**EXERCISE REQUIREMENTS:**
From the line that contains "Extract all readable text from this page." through the closing line of the entries, write out each line exactly; pictures stay out.

___ LISTED ENTRIES

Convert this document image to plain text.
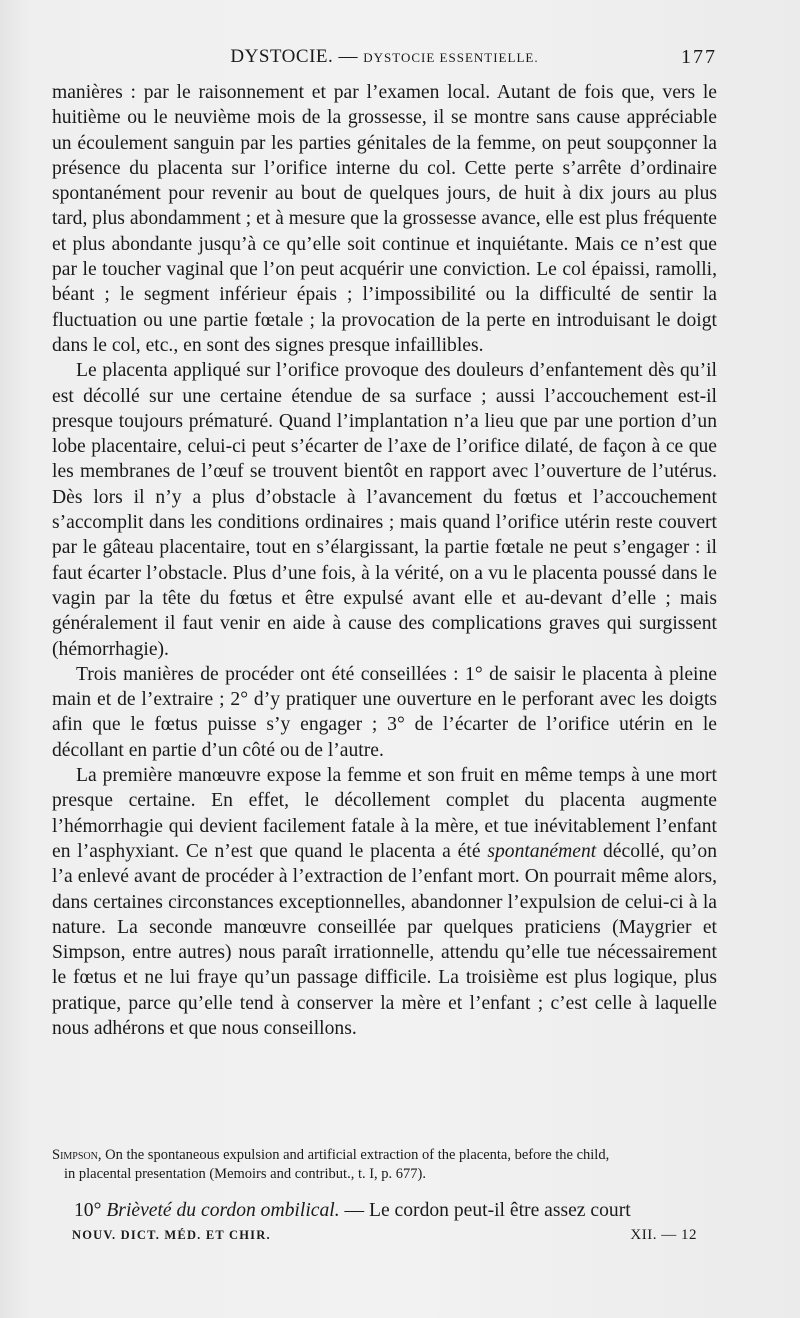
DYSTOCIE. — DYSTOCIE ESSENTIELLE.	177

manières : par le raisonnement et par l’examen local. Autant de fois que, vers le huitième ou le neuvième mois de la grossesse, il se montre sans cause appréciable un écoulement sanguin par les parties génitales de la femme, on peut soupçonner la présence du placenta sur l’orifice interne du col. Cette perte s’arrête d’ordinaire spontanément pour revenir au bout de quelques jours, de huit à dix jours au plus tard, plus abondamment ; et à mesure que la grossesse avance, elle est plus fréquente et plus abondante jusqu’à ce qu’elle soit continue et inquiétante. Mais ce n’est que par le toucher vaginal que l’on peut acquérir une conviction. Le col épaissi, ramolli, béant ; le segment inférieur épais ; l’impossibilité ou la difficulté de sentir la fluctuation ou une partie fœtale ; la provocation de la perte en introduisant le doigt dans le col, etc., en sont des signes presque infaillibles.

Le placenta appliqué sur l’orifice provoque des douleurs d’enfantement dès qu’il est décollé sur une certaine étendue de sa surface ; aussi l’accouchement est-il presque toujours prématuré. Quand l’implantation n’a lieu que par une portion d’un lobe placentaire, celui-ci peut s’écarter de l’axe de l’orifice dilaté, de façon à ce que les membranes de l’œuf se trouvent bientôt en rapport avec l’ouverture de l’utérus. Dès lors il n’y a plus d’obstacle à l’avancement du fœtus et l’accouchement s’accomplit dans les conditions ordinaires ; mais quand l’orifice utérin reste couvert par le gâteau placentaire, tout en s’élargissant, la partie fœtale ne peut s’engager : il faut écarter l’obstacle. Plus d’une fois, à la vérité, on a vu le placenta poussé dans le vagin par la tête du fœtus et être expulsé avant elle et au-devant d’elle ; mais généralement il faut venir en aide à cause des complications graves qui surgissent (hémorrhagie).

Trois manières de procéder ont été conseillées : 1° de saisir le placenta à pleine main et de l’extraire ; 2° d’y pratiquer une ouverture en le perforant avec les doigts afin que le fœtus puisse s’y engager ; 3° de l’écarter de l’orifice utérin en le décollant en partie d’un côté ou de l’autre.

La première manœuvre expose la femme et son fruit en même temps à une mort presque certaine. En effet, le décollement complet du placenta augmente l’hémorrhagie qui devient facilement fatale à la mère, et tue inévitablement l’enfant en l’asphyxiant. Ce n’est que quand le placenta a été spontanément décollé, qu’on l’a enlevé avant de procéder à l’extraction de l’enfant mort. On pourrait même alors, dans certaines circonstances exceptionnelles, abandonner l’expulsion de celui-ci à la nature. La seconde manœuvre conseillée par quelques praticiens (Maygrier et Simpson, entre autres) nous paraît irrationnelle, attendu qu’elle tue nécessairement le fœtus et ne lui fraye qu’un passage difficile. La troisième est plus logique, plus pratique, parce qu’elle tend à conserver la mère et l’enfant ; c’est celle à laquelle nous adhérons et que nous conseillons.

Simpson, On the spontaneous expulsion and artificial extraction of the placenta, before the child,

in placental presentation (Memoirs and contribut., t. I, p. 677).

10° Brièveté du cordon ombilical. — Le cordon peut-il être assez court
NOUV. DICT. MÉD. ET CHIR.	XII. — 12
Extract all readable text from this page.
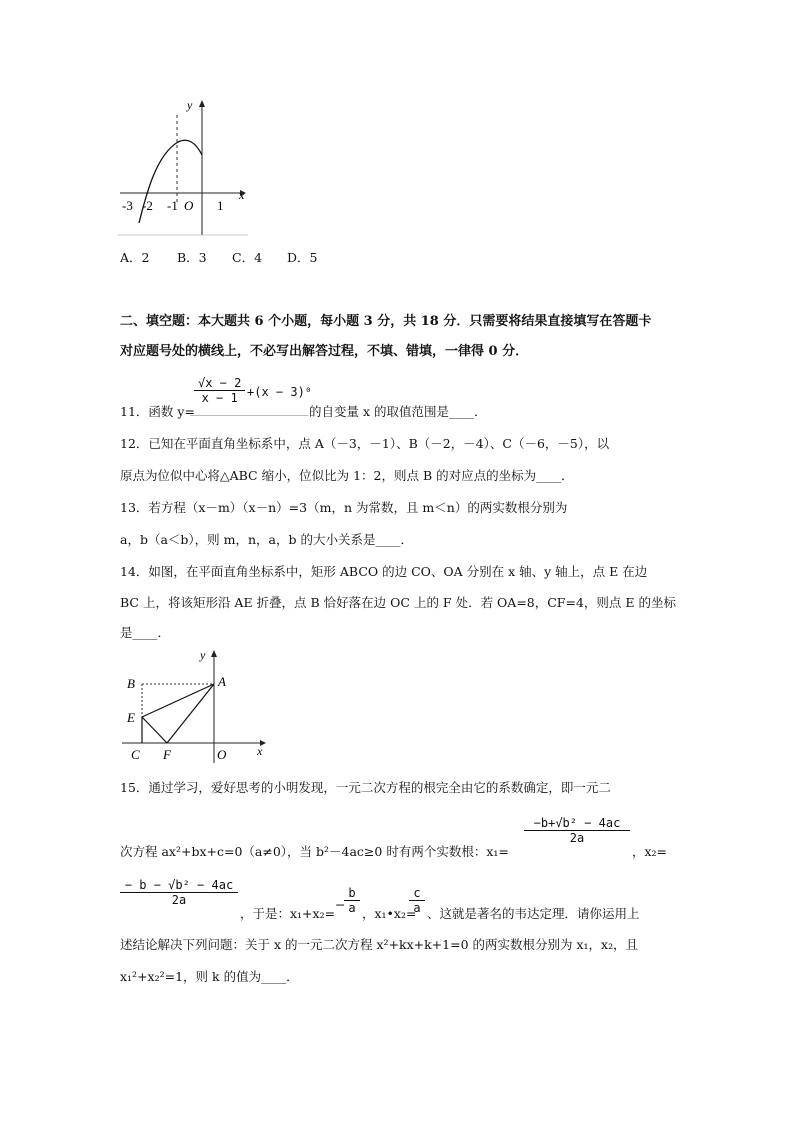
y
x
-3 -2 -1 O 1
A．2 B．3 C．4 D．5
二、填空题：本大题共 6 个小题，每小题 3 分，共 18 分．只需要将结果直接填写在答题卡
对应题号处的横线上，不必写出解答过程，不填、错填，一律得 0 分．
11．函数 y=
$\frac{√x - 2}{x - 1} +(x - 3)^0$
的自变量 x 的取值范围是____．
12．已知在平面直角坐标系中，点 A（－3，－1）、B（－2，－4）、C（－6，－5），以
原点为位似中心将△ABC 缩小，位似比为 1：2，则点 B 的对应点的坐标为____．
13．若方程（x－m）（x－n）=3（m，n 为常数，且 m＜n）的两实数根分别为
a，b（a＜b），则 m，n，a，b 的大小关系是____．
14．如图，在平面直角坐标系中，矩形 ABCO 的边 CO、OA 分别在 x 轴、y 轴上，点 E 在边
BC 上，将该矩形沿 AE 折叠，点 B 恰好落在边 OC 上的 F 处．若 OA=8，CF=4，则点 E 的坐标
是____．
y
x
B	A
E
C F	O
15．通过学习，爱好思考的小明发现，一元二次方程的根完全由它的系数确定，即一元二
次方程 ax²+bx+c=0（a≠0），当 b²－4ac≥0 时有两个实数根：x₁=
$\frac{\text{−b+√b² − 4ac}}{2a}$
，x₂=
$\frac{\text{− b − √b² − 4ac}}{2a}$
，于是：x₁+x₂=
−
$\frac{b}{a}$ ，x₁•x₂=
$\frac{c}{a}$ 、这就是著名的韦达定理．请你运用上
述结论解决下列问题：关于 x 的一元二次方程 x²+kx+k+1=0 的两实数根分别为 x₁，x₂，且
x₁²+x₂²=1，则 k 的值为____．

______

**EXERCISE RESPONSE:**
Extract all readable text from this page.
y
x
-3 -2 -1 O 1
A．2 B．3 C．4 D．5
二、填空题：本大题共 6 个小题，每小题 3 分，共 18 分．只需要将结果直接填写在答题卡
对应题号处的横线上，不必写出解答过程，不填、错填，一律得 0 分．
11．函数 y=
$\frac{√x - 2}{x - 1} +(x - 3)^0$
的自变量 x 的取值范围是____．
12．已知在平面直角坐标系中，点 A（－3，－1）、B（－2，－4）、C（－6，－5），以
原点为位似中心将△ABC 缩小，位似比为 1：2，则点 B 的对应点的坐标为____．
13．若方程（x－m）（x－n）=3（m，n 为常数，且 m＜n）的两实数根分别为
a，b（a＜b），则 m，n，a，b 的大小关系是____．
14．如图，在平面直角坐标系中，矩形 ABCO 的边 CO、OA 分别在 x 轴、y 轴上，点 E 在边
BC 上，将该矩形沿 AE 折叠，点 B 恰好落在边 OC 上的 F 处．若 OA=8，CF=4，则点 E 的坐标
是____．
y
x
B	A
E
C F	O
15．通过学习，爱好思考的小明发现，一元二次方程的根完全由它的系数确定，即一元二
次方程 ax²+bx+c=0（a≠0），当 b²－4ac≥0 时有两个实数根：x₁=
$\frac{\text{−b+√b² − 4ac}}{2a}$
，x₂=
$\frac{\text{− b − √b² − 4ac}}{2a}$
，于是：x₁+x₂=
−
$\frac{b}{a}$ ，x₁•x₂=
$\frac{c}{a}$ 、这就是著名的韦达定理．请你运用上
述结论解决下列问题：关于 x 的一元二次方程 x²+kx+k+1=0 的两实数根分别为 x₁，x₂，且
x₁²+x₂²=1，则 k 的值为____．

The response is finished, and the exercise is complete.